SHORT EXERCISE:
In this exercise, reproduce all the entries that follow exactly.

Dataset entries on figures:
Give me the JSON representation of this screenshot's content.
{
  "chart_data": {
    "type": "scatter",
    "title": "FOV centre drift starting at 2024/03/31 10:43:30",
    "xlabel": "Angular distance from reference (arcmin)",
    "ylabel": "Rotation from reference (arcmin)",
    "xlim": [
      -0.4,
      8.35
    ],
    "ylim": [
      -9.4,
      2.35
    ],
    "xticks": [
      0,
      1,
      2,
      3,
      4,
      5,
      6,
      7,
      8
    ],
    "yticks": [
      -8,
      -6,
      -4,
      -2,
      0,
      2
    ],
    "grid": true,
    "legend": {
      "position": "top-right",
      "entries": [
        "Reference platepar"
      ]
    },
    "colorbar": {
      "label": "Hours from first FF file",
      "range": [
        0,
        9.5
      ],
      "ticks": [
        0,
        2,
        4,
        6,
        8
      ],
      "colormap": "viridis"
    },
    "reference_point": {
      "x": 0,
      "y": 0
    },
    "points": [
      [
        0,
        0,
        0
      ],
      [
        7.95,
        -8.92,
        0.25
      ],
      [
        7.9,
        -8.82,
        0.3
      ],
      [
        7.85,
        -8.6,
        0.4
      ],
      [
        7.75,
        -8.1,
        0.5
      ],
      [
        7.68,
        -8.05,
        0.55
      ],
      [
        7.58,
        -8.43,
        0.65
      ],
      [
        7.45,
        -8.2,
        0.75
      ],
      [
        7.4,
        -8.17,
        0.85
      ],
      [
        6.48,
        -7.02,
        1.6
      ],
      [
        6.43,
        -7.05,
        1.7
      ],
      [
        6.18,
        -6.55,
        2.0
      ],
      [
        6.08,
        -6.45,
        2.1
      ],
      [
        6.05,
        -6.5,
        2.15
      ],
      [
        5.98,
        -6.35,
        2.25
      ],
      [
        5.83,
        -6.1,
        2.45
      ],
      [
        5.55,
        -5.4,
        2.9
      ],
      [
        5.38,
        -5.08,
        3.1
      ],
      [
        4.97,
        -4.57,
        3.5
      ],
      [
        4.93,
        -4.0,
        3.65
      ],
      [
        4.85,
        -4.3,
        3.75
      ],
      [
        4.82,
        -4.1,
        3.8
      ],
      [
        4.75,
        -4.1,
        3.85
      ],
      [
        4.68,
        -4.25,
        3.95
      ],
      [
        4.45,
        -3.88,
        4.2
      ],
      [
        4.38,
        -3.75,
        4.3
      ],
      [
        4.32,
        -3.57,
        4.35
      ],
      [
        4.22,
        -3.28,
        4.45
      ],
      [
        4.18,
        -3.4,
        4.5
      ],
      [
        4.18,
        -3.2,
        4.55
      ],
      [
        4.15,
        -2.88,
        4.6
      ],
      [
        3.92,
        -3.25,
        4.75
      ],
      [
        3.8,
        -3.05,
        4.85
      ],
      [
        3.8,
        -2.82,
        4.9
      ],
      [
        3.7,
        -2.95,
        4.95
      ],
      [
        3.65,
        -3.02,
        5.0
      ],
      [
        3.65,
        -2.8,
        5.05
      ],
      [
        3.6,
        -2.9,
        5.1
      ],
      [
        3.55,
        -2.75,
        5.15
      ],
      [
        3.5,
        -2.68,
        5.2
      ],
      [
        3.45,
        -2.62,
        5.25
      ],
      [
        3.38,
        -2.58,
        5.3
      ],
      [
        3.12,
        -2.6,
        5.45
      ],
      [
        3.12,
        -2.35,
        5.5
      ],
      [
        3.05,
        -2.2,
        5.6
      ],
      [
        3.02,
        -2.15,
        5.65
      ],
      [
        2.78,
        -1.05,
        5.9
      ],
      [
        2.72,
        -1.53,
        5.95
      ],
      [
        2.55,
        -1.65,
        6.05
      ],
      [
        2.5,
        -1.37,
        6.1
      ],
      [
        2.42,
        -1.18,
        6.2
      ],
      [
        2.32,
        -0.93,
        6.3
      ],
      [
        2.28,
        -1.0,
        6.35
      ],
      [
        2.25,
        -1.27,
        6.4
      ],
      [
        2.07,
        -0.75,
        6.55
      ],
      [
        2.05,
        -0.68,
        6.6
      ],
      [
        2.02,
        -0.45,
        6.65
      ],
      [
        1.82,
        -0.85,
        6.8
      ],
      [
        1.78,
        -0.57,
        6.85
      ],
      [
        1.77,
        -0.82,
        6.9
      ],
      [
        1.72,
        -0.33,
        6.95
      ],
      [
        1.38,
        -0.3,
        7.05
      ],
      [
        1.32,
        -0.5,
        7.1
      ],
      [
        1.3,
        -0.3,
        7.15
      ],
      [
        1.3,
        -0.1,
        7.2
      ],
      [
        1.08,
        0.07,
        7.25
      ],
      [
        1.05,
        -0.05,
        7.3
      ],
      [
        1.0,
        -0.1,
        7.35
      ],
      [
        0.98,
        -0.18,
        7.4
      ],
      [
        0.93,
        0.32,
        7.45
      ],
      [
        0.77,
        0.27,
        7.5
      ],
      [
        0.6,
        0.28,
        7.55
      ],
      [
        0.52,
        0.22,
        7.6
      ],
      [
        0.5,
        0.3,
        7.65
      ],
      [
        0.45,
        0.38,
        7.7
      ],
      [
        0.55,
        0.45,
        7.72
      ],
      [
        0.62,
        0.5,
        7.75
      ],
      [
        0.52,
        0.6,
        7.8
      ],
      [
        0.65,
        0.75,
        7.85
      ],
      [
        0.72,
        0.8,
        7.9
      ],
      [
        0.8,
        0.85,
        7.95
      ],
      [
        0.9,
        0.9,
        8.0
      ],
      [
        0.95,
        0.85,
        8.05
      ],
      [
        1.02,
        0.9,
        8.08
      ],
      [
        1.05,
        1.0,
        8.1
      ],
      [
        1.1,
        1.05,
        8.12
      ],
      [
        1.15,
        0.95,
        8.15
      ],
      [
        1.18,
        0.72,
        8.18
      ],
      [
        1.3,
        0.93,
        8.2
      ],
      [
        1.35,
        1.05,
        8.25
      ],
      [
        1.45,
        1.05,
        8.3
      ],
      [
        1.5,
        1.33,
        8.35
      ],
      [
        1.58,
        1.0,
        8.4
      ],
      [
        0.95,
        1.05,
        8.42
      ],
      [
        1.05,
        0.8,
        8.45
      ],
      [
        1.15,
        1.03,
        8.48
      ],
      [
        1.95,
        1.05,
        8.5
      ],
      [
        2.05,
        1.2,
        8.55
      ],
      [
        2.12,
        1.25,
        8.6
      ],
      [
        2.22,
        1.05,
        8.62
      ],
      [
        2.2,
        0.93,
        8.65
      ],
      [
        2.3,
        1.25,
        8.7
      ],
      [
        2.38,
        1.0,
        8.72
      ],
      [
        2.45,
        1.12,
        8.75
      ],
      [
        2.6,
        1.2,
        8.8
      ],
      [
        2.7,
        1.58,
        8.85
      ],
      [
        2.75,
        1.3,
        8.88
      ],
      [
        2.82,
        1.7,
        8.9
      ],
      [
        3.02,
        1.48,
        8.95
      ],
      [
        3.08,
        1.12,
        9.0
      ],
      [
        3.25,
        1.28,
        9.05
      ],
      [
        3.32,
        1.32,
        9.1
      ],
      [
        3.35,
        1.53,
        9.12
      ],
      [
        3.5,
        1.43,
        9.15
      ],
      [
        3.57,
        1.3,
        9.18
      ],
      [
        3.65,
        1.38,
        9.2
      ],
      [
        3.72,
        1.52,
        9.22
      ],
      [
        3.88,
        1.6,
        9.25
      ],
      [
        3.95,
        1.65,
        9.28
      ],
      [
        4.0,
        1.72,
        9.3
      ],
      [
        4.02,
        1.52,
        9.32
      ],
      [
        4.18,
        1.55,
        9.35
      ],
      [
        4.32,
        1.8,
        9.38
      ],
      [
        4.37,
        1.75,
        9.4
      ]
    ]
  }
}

SOLUTION FOR THIS TASK:
Give me the JSON representation of this screenshot's content.
{
  "chart_data": {
    "type": "scatter",
    "title": "FOV centre drift starting at 2024/03/31 10:43:30",
    "xlabel": "Angular distance from reference (arcmin)",
    "ylabel": "Rotation from reference (arcmin)",
    "xlim": [
      -0.4,
      8.35
    ],
    "ylim": [
      -9.4,
      2.35
    ],
    "xticks": [
      0,
      1,
      2,
      3,
      4,
      5,
      6,
      7,
      8
    ],
    "yticks": [
      -8,
      -6,
      -4,
      -2,
      0,
      2
    ],
    "grid": true,
    "legend": {
      "position": "top-right",
      "entries": [
        "Reference platepar"
      ]
    },
    "colorbar": {
      "label": "Hours from first FF file",
      "range": [
        0,
        9.5
      ],
      "ticks": [
        0,
        2,
        4,
        6,
        8
      ],
      "colormap": "viridis"
    },
    "reference_point": {
      "x": 0,
      "y": 0
    },
    "points": [
      [
        0,
        0,
        0
      ],
      [
        7.95,
        -8.92,
        0.25
      ],
      [
        7.9,
        -8.82,
        0.3
      ],
      [
        7.85,
        -8.6,
        0.4
      ],
      [
        7.75,
        -8.1,
        0.5
      ],
      [
        7.68,
        -8.05,
        0.55
      ],
      [
        7.58,
        -8.43,
        0.65
      ],
      [
        7.45,
        -8.2,
        0.75
      ],
      [
        7.4,
        -8.17,
        0.85
      ],
      [
        6.48,
        -7.02,
        1.6
      ],
      [
        6.43,
        -7.05,
        1.7
      ],
      [
        6.18,
        -6.55,
        2.0
      ],
      [
        6.08,
        -6.45,
        2.1
      ],
      [
        6.05,
        -6.5,
        2.15
      ],
      [
        5.98,
        -6.35,
        2.25
      ],
      [
        5.83,
        -6.1,
        2.45
      ],
      [
        5.55,
        -5.4,
        2.9
      ],
      [
        5.38,
        -5.08,
        3.1
      ],
      [
        4.97,
        -4.57,
        3.5
      ],
      [
        4.93,
        -4.0,
        3.65
      ],
      [
        4.85,
        -4.3,
        3.75
      ],
      [
        4.82,
        -4.1,
        3.8
      ],
      [
        4.75,
        -4.1,
        3.85
      ],
      [
        4.68,
        -4.25,
        3.95
      ],
      [
        4.45,
        -3.88,
        4.2
      ],
      [
        4.38,
        -3.75,
        4.3
      ],
      [
        4.32,
        -3.57,
        4.35
      ],
      [
        4.22,
        -3.28,
        4.45
      ],
      [
        4.18,
        -3.4,
        4.5
      ],
      [
        4.18,
        -3.2,
        4.55
      ],
      [
        4.15,
        -2.88,
        4.6
      ],
      [
        3.92,
        -3.25,
        4.75
      ],
      [
        3.8,
        -3.05,
        4.85
      ],
      [
        3.8,
        -2.82,
        4.9
      ],
      [
        3.7,
        -2.95,
        4.95
      ],
      [
        3.65,
        -3.02,
        5.0
      ],
      [
        3.65,
        -2.8,
        5.05
      ],
      [
        3.6,
        -2.9,
        5.1
      ],
      [
        3.55,
        -2.75,
        5.15
      ],
      [
        3.5,
        -2.68,
        5.2
      ],
      [
        3.45,
        -2.62,
        5.25
      ],
      [
        3.38,
        -2.58,
        5.3
      ],
      [
        3.12,
        -2.6,
        5.45
      ],
      [
        3.12,
        -2.35,
        5.5
      ],
      [
        3.05,
        -2.2,
        5.6
      ],
      [
        3.02,
        -2.15,
        5.65
      ],
      [
        2.78,
        -1.05,
        5.9
      ],
      [
        2.72,
        -1.53,
        5.95
      ],
      [
        2.55,
        -1.65,
        6.05
      ],
      [
        2.5,
        -1.37,
        6.1
      ],
      [
        2.42,
        -1.18,
        6.2
      ],
      [
        2.32,
        -0.93,
        6.3
      ],
      [
        2.28,
        -1.0,
        6.35
      ],
      [
        2.25,
        -1.27,
        6.4
      ],
      [
        2.07,
        -0.75,
        6.55
      ],
      [
        2.05,
        -0.68,
        6.6
      ],
      [
        2.02,
        -0.45,
        6.65
      ],
      [
        1.82,
        -0.85,
        6.8
      ],
      [
        1.78,
        -0.57,
        6.85
      ],
      [
        1.77,
        -0.82,
        6.9
      ],
      [
        1.72,
        -0.33,
        6.95
      ],
      [
        1.38,
        -0.3,
        7.05
      ],
      [
        1.32,
        -0.5,
        7.1
      ],
      [
        1.3,
        -0.3,
        7.15
      ],
      [
        1.3,
        -0.1,
        7.2
      ],
      [
        1.08,
        0.07,
        7.25
      ],
      [
        1.05,
        -0.05,
        7.3
      ],
      [
        1.0,
        -0.1,
        7.35
      ],
      [
        0.98,
        -0.18,
        7.4
      ],
      [
        0.93,
        0.32,
        7.45
      ],
      [
        0.77,
        0.27,
        7.5
      ],
      [
        0.6,
        0.28,
        7.55
      ],
      [
        0.52,
        0.22,
        7.6
      ],
      [
        0.5,
        0.3,
        7.65
      ],
      [
        0.45,
        0.38,
        7.7
      ],
      [
        0.55,
        0.45,
        7.72
      ],
      [
        0.62,
        0.5,
        7.75
      ],
      [
        0.52,
        0.6,
        7.8
      ],
      [
        0.65,
        0.75,
        7.85
      ],
      [
        0.72,
        0.8,
        7.9
      ],
      [
        0.8,
        0.85,
        7.95
      ],
      [
        0.9,
        0.9,
        8.0
      ],
      [
        0.95,
        0.85,
        8.05
      ],
      [
        1.02,
        0.9,
        8.08
      ],
      [
        1.05,
        1.0,
        8.1
      ],
      [
        1.1,
        1.05,
        8.12
      ],
      [
        1.15,
        0.95,
        8.15
      ],
      [
        1.18,
        0.72,
        8.18
      ],
      [
        1.3,
        0.93,
        8.2
      ],
      [
        1.35,
        1.05,
        8.25
      ],
      [
        1.45,
        1.05,
        8.3
      ],
      [
        1.5,
        1.33,
        8.35
      ],
      [
        1.58,
        1.0,
        8.4
      ],
      [
        0.95,
        1.05,
        8.42
      ],
      [
        1.05,
        0.8,
        8.45
      ],
      [
        1.15,
        1.03,
        8.48
      ],
      [
        1.95,
        1.05,
        8.5
      ],
      [
        2.05,
        1.2,
        8.55
      ],
      [
        2.12,
        1.25,
        8.6
      ],
      [
        2.22,
        1.05,
        8.62
      ],
      [
        2.2,
        0.93,
        8.65
      ],
      [
        2.3,
        1.25,
        8.7
      ],
      [
        2.38,
        1.0,
        8.72
      ],
      [
        2.45,
        1.12,
        8.75
      ],
      [
        2.6,
        1.2,
        8.8
      ],
      [
        2.7,
        1.58,
        8.85
      ],
      [
        2.75,
        1.3,
        8.88
      ],
      [
        2.82,
        1.7,
        8.9
      ],
      [
        3.02,
        1.48,
        8.95
      ],
      [
        3.08,
        1.12,
        9.0
      ],
      [
        3.25,
        1.28,
        9.05
      ],
      [
        3.32,
        1.32,
        9.1
      ],
      [
        3.35,
        1.53,
        9.12
      ],
      [
        3.5,
        1.43,
        9.15
      ],
      [
        3.57,
        1.3,
        9.18
      ],
      [
        3.65,
        1.38,
        9.2
      ],
      [
        3.72,
        1.52,
        9.22
      ],
      [
        3.88,
        1.6,
        9.25
      ],
      [
        3.95,
        1.65,
        9.28
      ],
      [
        4.0,
        1.72,
        9.3
      ],
      [
        4.02,
        1.52,
        9.32
      ],
      [
        4.18,
        1.55,
        9.35
      ],
      [
        4.32,
        1.8,
        9.38
      ],
      [
        4.37,
        1.75,
        9.4
      ]
    ]
  }
}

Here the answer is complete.